─── Exercise material ───

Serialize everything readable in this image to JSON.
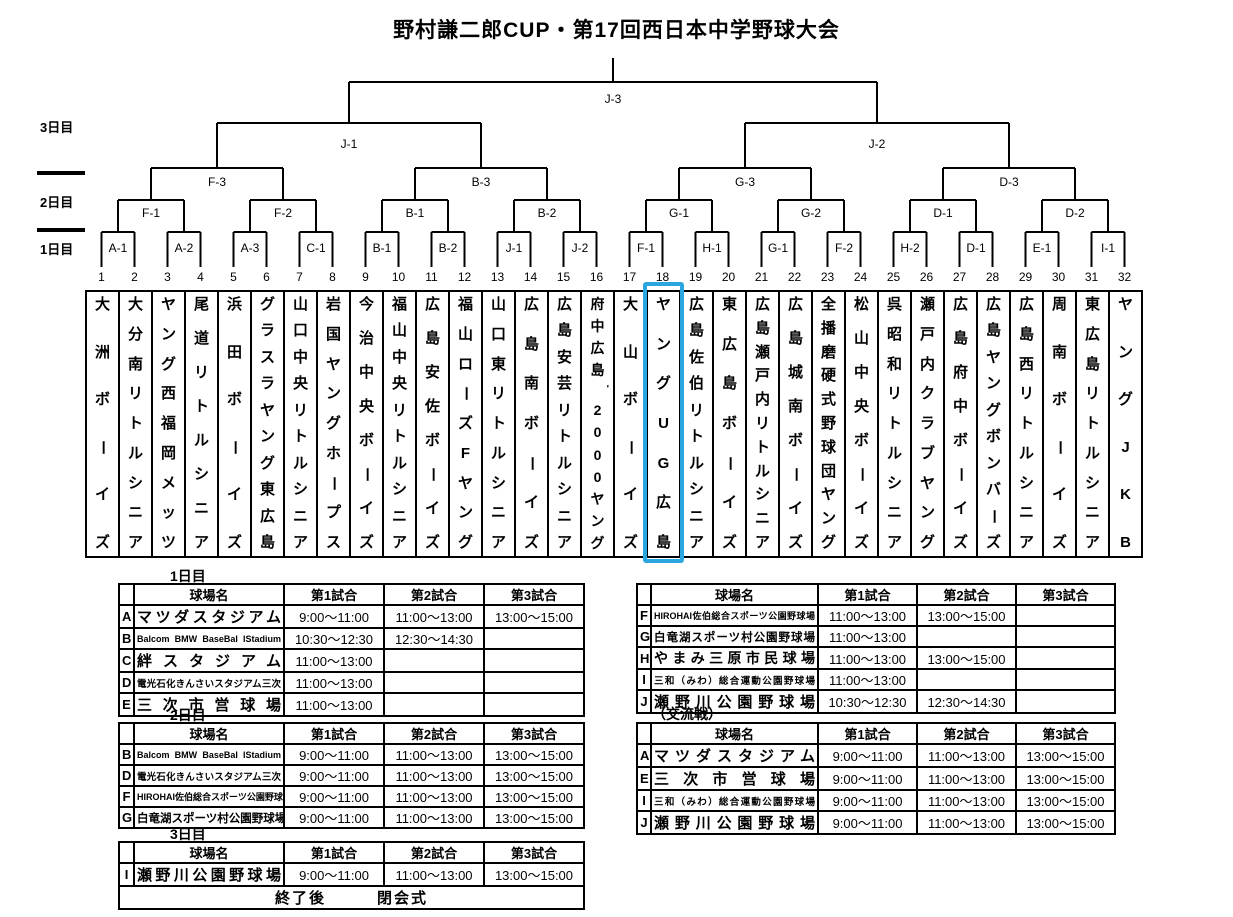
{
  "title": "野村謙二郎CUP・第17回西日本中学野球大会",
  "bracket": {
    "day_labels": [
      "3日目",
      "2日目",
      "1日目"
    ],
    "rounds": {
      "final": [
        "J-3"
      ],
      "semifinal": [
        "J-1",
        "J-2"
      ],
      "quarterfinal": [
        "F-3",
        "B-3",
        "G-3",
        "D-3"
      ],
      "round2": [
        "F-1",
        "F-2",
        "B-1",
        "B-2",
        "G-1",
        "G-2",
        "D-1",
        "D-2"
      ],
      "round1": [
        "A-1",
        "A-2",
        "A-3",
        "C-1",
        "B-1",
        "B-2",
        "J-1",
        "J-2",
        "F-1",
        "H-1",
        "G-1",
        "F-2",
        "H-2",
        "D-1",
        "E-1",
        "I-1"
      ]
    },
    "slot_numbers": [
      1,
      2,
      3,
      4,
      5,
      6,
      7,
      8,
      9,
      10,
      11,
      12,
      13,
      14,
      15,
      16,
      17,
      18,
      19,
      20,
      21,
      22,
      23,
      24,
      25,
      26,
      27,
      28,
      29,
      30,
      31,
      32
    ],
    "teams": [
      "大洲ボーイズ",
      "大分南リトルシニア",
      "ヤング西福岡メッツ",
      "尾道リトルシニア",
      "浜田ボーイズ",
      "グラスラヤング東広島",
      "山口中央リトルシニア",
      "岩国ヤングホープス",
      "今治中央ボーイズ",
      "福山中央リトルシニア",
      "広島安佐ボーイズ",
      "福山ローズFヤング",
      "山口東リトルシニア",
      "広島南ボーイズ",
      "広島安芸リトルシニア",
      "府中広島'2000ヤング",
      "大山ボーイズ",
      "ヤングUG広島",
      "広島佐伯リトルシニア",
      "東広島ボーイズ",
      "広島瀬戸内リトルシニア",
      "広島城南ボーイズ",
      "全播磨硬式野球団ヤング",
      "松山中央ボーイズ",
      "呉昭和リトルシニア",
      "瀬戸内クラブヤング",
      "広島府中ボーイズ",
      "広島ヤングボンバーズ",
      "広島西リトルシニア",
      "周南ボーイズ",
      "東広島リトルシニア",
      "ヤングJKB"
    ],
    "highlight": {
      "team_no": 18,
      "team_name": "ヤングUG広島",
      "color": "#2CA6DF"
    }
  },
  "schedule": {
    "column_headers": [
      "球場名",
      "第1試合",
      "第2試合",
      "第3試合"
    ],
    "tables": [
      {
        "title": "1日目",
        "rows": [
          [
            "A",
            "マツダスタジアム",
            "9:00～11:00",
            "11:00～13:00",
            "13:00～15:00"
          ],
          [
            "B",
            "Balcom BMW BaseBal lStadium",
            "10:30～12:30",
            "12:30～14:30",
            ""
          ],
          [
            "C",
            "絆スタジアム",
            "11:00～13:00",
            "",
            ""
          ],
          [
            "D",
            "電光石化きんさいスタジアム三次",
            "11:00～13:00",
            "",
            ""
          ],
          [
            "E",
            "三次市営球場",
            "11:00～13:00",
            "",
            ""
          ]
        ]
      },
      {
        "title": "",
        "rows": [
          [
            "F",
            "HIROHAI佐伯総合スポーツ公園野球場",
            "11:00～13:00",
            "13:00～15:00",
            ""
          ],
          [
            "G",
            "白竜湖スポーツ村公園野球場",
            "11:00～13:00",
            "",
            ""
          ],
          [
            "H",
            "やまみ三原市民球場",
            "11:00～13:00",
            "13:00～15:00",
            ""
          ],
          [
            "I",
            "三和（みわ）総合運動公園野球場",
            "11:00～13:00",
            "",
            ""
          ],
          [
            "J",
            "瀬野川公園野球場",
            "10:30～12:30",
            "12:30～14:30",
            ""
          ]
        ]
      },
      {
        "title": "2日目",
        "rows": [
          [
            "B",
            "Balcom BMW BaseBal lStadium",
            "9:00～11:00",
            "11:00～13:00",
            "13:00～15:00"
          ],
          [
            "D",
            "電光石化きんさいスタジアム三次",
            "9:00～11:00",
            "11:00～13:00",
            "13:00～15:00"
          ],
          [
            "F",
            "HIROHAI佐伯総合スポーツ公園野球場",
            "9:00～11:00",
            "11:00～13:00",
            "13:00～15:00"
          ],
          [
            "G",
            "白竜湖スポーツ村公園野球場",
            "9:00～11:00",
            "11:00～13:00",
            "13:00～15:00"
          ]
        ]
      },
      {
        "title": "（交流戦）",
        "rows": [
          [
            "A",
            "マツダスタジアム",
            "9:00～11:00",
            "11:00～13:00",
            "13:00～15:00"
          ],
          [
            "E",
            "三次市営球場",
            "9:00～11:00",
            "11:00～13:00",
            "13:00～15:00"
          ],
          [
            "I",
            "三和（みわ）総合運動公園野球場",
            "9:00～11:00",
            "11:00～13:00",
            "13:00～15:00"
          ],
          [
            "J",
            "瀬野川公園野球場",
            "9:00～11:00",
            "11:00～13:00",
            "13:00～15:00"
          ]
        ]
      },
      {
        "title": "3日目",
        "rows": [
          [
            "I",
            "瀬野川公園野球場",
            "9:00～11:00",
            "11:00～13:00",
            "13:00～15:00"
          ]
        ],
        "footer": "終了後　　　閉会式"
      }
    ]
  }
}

───
─── Exercise material ───

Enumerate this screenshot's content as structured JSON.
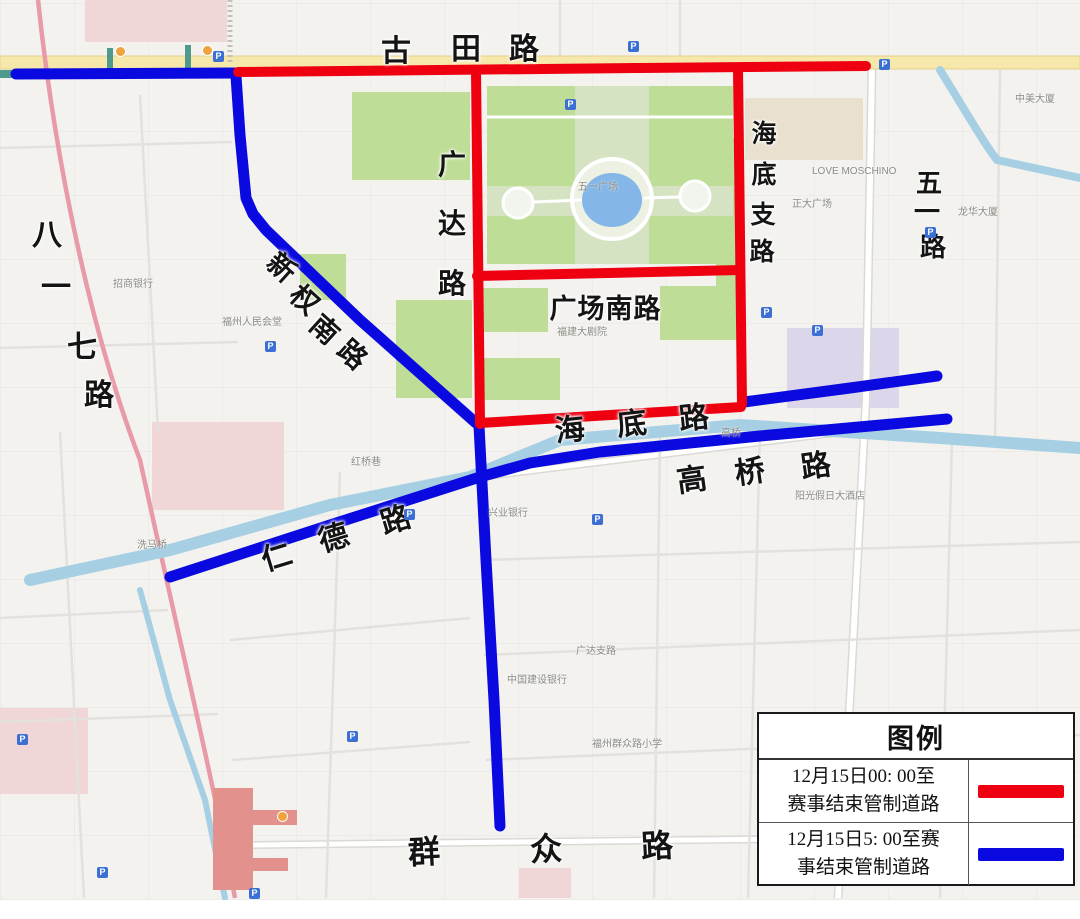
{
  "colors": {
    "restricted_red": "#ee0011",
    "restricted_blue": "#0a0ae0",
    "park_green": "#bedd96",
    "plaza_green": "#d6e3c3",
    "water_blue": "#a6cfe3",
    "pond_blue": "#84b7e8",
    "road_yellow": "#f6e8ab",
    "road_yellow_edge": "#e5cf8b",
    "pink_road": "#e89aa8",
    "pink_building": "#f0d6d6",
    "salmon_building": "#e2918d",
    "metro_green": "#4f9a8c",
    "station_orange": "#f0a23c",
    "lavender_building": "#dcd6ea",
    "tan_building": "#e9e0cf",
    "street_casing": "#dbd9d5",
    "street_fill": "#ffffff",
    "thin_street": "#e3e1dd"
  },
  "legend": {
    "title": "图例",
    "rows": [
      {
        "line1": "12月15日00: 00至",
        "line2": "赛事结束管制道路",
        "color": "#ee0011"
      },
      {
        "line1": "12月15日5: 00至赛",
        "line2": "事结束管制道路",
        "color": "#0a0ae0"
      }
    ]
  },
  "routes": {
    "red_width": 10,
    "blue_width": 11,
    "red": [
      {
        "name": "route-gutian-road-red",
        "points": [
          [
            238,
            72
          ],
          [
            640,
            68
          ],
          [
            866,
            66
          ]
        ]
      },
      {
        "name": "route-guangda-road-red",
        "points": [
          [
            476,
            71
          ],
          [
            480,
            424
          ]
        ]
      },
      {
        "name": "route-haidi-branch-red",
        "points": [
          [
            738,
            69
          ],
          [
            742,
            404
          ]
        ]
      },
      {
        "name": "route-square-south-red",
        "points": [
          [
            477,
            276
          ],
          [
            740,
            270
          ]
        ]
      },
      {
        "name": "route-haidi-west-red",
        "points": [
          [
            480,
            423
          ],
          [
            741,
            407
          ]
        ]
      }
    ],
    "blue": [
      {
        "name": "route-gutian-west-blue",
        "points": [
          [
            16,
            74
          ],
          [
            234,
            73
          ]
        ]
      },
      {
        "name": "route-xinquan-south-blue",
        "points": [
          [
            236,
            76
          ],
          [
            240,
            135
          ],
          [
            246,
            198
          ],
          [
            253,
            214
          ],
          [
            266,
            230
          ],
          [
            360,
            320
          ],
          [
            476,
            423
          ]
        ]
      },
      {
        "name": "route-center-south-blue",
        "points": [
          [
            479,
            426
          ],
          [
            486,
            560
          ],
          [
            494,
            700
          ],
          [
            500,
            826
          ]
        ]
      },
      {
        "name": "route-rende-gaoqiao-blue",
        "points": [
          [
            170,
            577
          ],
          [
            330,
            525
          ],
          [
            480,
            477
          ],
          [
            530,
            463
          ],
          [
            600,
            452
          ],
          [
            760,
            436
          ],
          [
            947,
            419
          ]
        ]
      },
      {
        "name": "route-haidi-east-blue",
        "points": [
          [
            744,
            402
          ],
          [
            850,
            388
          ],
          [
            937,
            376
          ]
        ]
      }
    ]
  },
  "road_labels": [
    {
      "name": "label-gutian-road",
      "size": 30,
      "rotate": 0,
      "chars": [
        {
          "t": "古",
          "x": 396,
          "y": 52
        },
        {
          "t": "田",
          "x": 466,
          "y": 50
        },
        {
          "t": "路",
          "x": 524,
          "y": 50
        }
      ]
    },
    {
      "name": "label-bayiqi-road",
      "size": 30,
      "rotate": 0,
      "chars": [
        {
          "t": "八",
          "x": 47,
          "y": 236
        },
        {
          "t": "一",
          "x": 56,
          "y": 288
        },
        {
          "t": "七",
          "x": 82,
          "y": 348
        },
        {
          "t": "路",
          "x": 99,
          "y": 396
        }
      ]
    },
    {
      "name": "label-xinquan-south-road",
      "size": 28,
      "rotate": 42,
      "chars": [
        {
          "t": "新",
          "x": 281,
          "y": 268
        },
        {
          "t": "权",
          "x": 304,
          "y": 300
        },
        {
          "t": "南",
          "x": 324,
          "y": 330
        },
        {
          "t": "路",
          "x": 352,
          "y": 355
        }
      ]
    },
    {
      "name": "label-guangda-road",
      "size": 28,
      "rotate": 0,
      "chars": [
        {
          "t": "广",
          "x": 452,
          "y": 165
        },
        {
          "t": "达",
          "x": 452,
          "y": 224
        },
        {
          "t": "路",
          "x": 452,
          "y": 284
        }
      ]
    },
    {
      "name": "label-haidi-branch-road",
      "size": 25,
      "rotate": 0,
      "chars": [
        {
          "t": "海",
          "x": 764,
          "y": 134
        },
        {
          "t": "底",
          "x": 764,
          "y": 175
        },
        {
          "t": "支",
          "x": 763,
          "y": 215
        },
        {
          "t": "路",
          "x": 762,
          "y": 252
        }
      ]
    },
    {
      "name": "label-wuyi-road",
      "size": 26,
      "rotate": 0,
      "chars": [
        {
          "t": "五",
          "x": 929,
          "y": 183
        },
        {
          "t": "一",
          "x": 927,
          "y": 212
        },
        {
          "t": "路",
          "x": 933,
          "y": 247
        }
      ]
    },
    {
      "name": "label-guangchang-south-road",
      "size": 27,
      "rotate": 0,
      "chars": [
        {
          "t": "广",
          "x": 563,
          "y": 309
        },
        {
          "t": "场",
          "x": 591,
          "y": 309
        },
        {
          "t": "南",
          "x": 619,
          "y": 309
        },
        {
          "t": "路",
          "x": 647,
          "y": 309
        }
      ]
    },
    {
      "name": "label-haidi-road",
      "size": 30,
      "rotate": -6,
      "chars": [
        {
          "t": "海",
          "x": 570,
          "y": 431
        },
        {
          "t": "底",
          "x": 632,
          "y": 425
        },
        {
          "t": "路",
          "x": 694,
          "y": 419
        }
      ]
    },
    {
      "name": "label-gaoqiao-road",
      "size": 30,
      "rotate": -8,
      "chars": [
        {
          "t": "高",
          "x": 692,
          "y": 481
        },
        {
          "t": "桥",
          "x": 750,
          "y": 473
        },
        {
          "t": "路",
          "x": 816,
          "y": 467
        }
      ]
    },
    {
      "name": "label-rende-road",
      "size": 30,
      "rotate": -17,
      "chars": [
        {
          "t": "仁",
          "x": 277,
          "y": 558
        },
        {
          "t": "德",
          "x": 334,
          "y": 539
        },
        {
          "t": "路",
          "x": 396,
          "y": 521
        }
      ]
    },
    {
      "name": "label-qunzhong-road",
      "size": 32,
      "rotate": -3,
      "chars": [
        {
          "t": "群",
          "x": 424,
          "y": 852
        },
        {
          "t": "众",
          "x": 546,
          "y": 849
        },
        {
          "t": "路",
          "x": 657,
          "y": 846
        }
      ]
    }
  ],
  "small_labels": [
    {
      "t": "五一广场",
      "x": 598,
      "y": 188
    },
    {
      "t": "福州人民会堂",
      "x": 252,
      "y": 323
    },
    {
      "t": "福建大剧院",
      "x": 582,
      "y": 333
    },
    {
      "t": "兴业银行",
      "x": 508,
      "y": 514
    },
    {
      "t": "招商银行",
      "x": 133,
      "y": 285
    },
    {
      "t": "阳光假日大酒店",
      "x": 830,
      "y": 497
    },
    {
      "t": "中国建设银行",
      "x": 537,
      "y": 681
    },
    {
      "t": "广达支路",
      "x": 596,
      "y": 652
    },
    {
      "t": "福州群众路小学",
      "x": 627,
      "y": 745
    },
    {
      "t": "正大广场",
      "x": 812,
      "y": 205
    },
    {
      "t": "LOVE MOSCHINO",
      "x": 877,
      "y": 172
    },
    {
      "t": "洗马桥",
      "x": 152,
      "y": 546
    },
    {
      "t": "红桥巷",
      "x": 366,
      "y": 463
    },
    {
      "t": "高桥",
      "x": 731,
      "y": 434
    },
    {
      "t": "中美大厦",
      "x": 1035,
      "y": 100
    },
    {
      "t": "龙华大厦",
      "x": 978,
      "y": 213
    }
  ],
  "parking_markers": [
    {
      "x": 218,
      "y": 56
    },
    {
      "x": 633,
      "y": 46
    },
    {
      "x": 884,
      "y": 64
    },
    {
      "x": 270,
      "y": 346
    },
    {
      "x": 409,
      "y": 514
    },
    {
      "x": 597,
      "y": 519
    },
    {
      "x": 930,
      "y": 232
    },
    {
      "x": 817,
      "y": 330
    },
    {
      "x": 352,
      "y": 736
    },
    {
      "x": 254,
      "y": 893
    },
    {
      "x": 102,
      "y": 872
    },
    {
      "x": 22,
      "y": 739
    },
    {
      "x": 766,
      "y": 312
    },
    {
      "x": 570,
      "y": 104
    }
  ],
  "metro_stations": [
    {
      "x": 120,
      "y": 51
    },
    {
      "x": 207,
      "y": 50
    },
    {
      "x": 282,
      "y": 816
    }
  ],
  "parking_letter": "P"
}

───

## Your objective
Show each line of the data that contains the string "branch".

## Reply to the task
        "name": "route-haidi-branch-red",
      "name": "label-haidi-branch-road",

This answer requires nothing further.